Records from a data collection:

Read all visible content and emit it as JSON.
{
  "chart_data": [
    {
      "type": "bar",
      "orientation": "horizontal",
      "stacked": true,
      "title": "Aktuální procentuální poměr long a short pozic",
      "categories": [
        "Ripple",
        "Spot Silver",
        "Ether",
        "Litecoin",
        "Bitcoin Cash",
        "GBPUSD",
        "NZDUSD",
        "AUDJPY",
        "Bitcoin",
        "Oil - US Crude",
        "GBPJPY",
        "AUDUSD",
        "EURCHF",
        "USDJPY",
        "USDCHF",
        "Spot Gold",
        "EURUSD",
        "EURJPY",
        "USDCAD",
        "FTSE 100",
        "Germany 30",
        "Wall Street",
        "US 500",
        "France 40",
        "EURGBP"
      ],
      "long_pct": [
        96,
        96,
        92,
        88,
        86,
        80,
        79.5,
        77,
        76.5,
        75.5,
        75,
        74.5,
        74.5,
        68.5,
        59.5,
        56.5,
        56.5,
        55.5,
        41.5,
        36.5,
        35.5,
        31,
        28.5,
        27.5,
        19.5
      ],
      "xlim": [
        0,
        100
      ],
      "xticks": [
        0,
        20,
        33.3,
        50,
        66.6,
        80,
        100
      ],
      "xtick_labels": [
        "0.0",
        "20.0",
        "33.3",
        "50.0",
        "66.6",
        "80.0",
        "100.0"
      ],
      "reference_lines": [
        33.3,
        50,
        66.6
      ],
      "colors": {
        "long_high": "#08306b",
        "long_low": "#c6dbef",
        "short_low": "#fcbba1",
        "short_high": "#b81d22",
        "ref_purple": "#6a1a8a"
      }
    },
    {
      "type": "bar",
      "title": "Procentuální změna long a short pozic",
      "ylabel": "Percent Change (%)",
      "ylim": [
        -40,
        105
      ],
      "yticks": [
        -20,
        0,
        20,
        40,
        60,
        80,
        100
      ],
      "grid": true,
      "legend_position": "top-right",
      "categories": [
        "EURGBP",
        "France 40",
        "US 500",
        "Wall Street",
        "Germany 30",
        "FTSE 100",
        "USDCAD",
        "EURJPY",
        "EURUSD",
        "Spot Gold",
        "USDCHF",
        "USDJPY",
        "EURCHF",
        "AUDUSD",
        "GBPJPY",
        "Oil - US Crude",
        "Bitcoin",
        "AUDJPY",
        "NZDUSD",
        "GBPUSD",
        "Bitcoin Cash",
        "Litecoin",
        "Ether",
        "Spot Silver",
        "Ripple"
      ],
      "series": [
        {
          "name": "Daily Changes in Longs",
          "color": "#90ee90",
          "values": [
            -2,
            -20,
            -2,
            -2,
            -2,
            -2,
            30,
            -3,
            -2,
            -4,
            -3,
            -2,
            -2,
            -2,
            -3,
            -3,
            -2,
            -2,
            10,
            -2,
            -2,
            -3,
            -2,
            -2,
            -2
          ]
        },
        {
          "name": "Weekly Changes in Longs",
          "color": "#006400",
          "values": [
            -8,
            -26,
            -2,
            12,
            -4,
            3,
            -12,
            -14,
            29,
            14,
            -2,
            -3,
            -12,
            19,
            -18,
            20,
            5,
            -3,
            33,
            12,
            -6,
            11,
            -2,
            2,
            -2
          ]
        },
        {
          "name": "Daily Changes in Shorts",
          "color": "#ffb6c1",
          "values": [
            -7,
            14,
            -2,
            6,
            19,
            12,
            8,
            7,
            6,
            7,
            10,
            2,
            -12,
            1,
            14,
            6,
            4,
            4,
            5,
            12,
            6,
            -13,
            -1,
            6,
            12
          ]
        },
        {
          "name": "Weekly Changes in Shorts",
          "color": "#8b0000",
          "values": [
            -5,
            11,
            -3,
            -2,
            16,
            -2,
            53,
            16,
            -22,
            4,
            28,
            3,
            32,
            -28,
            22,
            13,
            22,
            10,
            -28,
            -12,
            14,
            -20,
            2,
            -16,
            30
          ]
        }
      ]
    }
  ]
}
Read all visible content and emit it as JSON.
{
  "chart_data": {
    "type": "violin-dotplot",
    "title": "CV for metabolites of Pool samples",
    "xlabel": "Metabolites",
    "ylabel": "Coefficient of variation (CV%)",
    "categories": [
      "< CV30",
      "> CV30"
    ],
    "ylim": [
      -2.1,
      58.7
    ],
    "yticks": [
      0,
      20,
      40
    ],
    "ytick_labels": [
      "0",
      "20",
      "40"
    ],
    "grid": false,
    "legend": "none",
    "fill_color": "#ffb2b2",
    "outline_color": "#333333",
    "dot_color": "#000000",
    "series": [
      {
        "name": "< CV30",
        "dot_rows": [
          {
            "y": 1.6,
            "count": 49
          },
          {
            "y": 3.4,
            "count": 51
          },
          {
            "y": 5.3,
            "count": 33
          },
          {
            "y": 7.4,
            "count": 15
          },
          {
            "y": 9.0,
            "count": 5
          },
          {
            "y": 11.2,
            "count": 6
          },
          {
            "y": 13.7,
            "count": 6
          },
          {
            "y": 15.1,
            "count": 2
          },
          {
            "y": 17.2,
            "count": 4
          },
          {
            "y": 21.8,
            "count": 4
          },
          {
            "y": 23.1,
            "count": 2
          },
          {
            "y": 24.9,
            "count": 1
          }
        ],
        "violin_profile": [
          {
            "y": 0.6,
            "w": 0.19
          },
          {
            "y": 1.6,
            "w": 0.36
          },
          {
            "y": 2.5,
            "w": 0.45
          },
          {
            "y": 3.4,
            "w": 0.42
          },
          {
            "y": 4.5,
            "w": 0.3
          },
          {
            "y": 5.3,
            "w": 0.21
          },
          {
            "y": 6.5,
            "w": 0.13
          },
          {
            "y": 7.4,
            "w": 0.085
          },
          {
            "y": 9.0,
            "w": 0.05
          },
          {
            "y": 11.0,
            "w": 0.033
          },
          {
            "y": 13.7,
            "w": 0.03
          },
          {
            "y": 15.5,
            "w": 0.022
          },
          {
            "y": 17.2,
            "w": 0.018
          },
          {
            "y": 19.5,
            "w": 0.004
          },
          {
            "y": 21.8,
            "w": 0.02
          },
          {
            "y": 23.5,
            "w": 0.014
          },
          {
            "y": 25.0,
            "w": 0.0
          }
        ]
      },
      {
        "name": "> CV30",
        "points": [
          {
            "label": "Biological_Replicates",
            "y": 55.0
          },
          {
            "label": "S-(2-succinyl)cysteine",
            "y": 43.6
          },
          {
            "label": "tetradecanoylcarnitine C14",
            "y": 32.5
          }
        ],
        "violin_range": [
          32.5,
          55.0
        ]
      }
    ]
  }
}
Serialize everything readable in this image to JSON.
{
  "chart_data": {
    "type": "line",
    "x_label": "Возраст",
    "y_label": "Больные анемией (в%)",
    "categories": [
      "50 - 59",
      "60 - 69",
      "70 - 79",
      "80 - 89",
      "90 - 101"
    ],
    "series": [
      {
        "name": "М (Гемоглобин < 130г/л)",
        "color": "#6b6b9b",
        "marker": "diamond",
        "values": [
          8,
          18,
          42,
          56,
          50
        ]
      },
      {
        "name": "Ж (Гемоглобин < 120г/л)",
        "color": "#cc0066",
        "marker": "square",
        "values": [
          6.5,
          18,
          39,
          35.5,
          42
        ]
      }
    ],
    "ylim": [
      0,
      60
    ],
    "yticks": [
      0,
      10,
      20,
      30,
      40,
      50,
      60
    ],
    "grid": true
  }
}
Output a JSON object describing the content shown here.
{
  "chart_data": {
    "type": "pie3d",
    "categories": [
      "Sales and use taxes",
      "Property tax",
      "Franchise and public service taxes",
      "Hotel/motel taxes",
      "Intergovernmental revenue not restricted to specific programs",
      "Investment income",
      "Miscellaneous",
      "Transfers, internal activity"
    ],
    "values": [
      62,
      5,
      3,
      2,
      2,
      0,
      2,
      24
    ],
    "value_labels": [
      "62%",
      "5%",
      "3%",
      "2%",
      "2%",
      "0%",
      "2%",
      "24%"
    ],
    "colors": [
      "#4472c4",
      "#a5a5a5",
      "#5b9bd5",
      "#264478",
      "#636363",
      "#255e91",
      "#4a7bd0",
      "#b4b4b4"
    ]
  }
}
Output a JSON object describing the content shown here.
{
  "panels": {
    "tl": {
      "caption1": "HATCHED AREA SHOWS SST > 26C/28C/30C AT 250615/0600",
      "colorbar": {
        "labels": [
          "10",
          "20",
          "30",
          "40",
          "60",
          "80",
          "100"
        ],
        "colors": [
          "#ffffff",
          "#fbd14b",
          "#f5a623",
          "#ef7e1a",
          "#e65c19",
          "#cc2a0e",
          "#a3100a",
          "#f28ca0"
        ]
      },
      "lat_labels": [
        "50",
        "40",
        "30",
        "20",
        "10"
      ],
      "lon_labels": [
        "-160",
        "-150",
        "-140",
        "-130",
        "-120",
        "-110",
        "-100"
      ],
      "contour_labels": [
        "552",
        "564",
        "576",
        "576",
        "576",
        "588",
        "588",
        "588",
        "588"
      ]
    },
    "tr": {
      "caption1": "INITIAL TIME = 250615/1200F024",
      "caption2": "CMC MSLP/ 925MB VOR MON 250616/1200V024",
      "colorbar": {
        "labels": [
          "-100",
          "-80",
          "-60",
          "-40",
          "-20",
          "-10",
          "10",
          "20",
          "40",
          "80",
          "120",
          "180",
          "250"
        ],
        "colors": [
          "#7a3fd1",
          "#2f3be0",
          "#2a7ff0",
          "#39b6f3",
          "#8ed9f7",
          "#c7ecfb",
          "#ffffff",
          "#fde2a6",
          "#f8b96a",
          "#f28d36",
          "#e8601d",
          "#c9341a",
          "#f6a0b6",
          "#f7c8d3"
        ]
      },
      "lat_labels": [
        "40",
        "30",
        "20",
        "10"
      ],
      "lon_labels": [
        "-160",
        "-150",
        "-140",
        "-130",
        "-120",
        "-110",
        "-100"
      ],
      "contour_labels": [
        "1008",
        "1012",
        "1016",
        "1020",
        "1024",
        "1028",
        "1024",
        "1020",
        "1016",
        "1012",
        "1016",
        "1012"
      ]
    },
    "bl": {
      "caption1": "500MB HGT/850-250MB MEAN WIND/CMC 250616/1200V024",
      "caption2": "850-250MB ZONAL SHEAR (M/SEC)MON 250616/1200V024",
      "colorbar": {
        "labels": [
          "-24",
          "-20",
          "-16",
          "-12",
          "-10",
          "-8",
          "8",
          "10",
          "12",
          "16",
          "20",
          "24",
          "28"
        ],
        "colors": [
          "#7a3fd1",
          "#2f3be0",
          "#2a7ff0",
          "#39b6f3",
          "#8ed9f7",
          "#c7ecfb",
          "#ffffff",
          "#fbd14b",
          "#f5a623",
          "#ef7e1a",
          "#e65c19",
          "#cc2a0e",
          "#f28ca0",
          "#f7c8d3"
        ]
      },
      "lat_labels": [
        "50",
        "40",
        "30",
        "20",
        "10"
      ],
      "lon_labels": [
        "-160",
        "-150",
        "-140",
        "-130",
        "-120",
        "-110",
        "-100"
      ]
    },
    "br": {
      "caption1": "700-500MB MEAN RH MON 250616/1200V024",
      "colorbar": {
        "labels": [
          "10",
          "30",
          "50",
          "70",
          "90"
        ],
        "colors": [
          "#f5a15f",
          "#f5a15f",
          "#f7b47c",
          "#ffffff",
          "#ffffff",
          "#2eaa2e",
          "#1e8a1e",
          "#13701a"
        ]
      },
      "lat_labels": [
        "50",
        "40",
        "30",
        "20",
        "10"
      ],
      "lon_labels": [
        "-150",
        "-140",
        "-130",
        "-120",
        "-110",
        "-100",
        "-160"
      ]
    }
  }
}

§ REQUEST
Using the entries above, state how many lines include the word "ylabel", with no other words.

§ ANSWER IN FULL
2